Each entry below is to be printed verbatim.

[BEGIN LISTED RECORDS]

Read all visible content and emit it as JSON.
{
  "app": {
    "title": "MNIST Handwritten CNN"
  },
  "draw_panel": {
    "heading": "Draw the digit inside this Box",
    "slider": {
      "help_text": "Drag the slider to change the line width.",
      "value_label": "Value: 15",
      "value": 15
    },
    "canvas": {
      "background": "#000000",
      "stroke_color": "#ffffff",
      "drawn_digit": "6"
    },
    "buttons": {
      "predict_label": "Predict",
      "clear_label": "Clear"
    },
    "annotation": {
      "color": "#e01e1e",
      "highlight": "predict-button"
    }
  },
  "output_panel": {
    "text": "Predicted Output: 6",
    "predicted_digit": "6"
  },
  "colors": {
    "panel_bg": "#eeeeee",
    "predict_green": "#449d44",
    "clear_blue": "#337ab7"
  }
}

[END LISTED RECORDS]

## TASK ANSWER
Read all visible content and emit it as JSON.
{
  "app": {
    "title": "MNIST Handwritten CNN"
  },
  "draw_panel": {
    "heading": "Draw the digit inside this Box",
    "slider": {
      "help_text": "Drag the slider to change the line width.",
      "value_label": "Value: 15",
      "value": 15
    },
    "canvas": {
      "background": "#000000",
      "stroke_color": "#ffffff",
      "drawn_digit": "6"
    },
    "buttons": {
      "predict_label": "Predict",
      "clear_label": "Clear"
    },
    "annotation": {
      "color": "#e01e1e",
      "highlight": "predict-button"
    }
  },
  "output_panel": {
    "text": "Predicted Output: 6",
    "predicted_digit": "6"
  },
  "colors": {
    "panel_bg": "#eeeeee",
    "predict_green": "#449d44",
    "clear_blue": "#337ab7"
  }
}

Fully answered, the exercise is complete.